» **TASK DETAILS**: Among the lines below, list those containing the string "heading".

» **DATASET RECORDS**:
** START **
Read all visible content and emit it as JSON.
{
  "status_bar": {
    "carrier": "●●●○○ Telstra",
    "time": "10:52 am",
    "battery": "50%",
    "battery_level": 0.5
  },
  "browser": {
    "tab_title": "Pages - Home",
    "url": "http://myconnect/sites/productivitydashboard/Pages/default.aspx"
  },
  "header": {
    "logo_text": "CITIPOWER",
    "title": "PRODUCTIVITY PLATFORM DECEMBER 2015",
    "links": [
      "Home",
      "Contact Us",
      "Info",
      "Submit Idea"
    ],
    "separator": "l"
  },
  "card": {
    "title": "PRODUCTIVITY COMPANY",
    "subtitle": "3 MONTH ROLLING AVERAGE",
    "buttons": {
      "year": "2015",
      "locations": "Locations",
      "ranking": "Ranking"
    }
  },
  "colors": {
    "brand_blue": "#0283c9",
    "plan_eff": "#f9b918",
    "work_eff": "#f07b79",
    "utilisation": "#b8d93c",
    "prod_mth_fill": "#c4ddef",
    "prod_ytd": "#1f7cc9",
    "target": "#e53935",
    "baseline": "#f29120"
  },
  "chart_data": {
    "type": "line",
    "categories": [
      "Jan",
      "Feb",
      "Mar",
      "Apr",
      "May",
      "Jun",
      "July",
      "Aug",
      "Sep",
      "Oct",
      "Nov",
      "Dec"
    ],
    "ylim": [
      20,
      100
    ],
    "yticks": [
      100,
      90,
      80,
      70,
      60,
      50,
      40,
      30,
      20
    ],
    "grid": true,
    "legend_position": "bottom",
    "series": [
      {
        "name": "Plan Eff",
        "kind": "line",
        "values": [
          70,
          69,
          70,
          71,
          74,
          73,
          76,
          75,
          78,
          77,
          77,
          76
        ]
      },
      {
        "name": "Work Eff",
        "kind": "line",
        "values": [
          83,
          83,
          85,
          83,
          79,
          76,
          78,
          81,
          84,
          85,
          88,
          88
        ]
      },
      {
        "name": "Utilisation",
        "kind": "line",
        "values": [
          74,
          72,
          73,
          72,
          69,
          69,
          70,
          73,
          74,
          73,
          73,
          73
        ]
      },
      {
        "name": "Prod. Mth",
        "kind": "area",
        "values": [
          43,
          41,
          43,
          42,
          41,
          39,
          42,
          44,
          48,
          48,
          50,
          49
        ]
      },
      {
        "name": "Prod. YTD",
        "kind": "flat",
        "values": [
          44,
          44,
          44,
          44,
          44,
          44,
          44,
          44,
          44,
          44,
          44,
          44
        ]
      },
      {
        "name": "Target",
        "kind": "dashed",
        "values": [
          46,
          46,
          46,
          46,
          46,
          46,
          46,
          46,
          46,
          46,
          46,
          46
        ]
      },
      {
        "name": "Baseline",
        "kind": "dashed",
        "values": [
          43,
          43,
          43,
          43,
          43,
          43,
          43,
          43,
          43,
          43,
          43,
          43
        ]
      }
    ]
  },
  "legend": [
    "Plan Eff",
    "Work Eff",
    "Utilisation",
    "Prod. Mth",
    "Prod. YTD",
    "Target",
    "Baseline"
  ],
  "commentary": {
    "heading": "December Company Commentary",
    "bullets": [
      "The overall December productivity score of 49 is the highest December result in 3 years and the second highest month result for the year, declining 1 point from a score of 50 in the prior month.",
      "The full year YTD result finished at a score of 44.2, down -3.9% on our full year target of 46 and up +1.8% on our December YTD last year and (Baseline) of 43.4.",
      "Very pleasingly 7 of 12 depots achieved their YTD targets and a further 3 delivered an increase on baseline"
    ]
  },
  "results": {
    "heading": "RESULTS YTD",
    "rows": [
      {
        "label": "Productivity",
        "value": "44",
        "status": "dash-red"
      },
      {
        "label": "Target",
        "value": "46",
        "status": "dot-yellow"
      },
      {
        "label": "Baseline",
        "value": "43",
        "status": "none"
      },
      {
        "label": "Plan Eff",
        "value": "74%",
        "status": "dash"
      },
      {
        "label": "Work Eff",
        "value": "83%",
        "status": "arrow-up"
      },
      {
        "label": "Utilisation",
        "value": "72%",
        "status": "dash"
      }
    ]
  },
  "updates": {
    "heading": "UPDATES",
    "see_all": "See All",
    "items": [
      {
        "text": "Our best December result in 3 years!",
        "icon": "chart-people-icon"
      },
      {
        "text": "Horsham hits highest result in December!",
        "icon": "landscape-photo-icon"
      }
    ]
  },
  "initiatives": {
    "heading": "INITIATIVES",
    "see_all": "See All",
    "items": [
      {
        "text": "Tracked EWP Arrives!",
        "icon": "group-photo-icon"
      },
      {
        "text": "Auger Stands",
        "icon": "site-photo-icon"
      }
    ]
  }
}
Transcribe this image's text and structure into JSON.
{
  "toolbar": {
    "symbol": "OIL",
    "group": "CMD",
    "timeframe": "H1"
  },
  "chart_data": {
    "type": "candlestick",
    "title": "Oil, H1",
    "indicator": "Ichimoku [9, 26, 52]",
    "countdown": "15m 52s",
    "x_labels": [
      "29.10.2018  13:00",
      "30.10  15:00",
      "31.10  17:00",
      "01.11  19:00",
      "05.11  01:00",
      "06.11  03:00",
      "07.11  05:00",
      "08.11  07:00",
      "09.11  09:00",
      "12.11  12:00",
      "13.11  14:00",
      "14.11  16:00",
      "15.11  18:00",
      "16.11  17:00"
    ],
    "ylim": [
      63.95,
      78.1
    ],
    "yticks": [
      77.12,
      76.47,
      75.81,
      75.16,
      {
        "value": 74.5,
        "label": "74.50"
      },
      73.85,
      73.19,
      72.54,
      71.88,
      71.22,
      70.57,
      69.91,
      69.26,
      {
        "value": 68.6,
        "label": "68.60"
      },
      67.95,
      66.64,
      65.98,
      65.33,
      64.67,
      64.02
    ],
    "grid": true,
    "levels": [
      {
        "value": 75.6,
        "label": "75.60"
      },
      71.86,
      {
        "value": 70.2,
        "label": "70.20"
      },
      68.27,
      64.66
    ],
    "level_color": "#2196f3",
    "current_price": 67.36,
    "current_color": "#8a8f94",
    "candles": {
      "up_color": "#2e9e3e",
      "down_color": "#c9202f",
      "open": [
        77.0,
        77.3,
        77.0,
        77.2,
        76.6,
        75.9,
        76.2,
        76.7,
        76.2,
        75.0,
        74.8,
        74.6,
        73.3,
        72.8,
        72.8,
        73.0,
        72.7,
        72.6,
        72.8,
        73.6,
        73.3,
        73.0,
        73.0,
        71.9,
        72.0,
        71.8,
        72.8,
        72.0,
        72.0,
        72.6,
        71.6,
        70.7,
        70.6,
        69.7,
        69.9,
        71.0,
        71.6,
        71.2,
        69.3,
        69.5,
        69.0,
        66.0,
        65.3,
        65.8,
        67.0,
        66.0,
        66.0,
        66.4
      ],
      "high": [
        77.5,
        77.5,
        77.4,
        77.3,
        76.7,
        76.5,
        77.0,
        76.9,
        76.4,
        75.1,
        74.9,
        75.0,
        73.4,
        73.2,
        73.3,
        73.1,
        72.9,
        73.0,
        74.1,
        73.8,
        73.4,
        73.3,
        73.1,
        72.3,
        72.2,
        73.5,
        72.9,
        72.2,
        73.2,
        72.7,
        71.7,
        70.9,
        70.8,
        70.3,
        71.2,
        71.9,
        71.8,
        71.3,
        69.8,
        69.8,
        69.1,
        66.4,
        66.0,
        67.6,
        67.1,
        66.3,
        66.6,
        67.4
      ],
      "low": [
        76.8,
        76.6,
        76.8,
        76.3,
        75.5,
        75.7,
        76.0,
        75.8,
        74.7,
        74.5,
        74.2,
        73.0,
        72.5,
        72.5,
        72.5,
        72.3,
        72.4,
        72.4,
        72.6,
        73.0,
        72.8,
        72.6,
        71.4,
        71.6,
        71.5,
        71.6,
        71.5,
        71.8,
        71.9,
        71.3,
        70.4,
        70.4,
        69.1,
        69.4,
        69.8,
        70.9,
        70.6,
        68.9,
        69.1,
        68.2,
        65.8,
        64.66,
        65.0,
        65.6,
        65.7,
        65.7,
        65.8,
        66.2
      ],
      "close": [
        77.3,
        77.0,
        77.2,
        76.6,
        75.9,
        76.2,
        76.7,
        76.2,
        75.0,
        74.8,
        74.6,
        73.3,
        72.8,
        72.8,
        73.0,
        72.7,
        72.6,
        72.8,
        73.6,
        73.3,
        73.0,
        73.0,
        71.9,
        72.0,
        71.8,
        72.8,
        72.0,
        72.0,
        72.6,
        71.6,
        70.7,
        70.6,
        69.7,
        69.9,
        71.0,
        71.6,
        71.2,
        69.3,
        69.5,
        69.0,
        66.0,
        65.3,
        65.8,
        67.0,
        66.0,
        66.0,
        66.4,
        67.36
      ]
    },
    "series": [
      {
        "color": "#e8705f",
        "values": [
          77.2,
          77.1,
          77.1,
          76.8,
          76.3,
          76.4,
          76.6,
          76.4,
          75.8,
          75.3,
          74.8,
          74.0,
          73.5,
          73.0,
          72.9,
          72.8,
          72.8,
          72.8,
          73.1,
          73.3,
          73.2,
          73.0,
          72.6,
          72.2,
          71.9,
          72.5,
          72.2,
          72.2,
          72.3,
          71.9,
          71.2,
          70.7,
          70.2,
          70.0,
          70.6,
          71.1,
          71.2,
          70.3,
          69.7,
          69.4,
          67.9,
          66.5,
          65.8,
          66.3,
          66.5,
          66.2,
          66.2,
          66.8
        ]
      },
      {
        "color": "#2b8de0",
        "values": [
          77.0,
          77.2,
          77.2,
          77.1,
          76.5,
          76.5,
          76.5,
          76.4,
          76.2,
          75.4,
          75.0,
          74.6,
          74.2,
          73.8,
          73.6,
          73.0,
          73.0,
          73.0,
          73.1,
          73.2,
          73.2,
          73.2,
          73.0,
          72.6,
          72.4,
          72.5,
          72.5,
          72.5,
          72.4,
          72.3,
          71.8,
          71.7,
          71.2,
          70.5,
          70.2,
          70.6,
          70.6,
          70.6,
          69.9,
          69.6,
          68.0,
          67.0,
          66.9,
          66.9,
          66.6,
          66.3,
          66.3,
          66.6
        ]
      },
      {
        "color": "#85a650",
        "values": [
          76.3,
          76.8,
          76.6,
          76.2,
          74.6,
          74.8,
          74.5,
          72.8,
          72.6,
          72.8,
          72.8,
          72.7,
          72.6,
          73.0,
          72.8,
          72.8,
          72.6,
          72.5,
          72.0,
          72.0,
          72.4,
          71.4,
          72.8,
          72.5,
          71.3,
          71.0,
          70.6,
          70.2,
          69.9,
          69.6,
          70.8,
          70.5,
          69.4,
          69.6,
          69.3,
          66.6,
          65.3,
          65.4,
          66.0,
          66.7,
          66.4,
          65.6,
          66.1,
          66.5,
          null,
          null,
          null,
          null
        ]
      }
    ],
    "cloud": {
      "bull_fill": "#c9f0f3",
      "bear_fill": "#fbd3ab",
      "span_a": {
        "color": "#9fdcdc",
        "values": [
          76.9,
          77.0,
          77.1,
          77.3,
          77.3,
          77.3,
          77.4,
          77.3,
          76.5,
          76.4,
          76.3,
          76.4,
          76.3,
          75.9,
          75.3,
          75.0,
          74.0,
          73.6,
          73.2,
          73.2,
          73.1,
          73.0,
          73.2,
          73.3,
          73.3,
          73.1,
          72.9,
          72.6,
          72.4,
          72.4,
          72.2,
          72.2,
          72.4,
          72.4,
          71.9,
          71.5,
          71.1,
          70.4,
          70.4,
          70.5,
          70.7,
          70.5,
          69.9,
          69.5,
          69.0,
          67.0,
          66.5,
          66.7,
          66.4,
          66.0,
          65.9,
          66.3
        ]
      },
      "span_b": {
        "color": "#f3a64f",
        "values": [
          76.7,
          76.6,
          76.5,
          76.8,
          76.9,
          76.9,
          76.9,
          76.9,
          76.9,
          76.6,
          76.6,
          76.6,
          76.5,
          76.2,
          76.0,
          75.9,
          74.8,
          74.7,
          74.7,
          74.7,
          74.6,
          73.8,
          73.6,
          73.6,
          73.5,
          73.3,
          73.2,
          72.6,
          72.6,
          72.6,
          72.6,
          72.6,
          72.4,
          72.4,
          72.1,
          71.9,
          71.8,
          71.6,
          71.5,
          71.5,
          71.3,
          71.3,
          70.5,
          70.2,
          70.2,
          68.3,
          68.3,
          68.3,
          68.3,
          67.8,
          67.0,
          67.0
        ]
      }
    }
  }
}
** END **
» **RESULT OF THIS TASK**:
    "heading": "December Company Commentary",
    "heading": "RESULTS YTD",
    "heading": "UPDATES",
    "heading": "INITIATIVES",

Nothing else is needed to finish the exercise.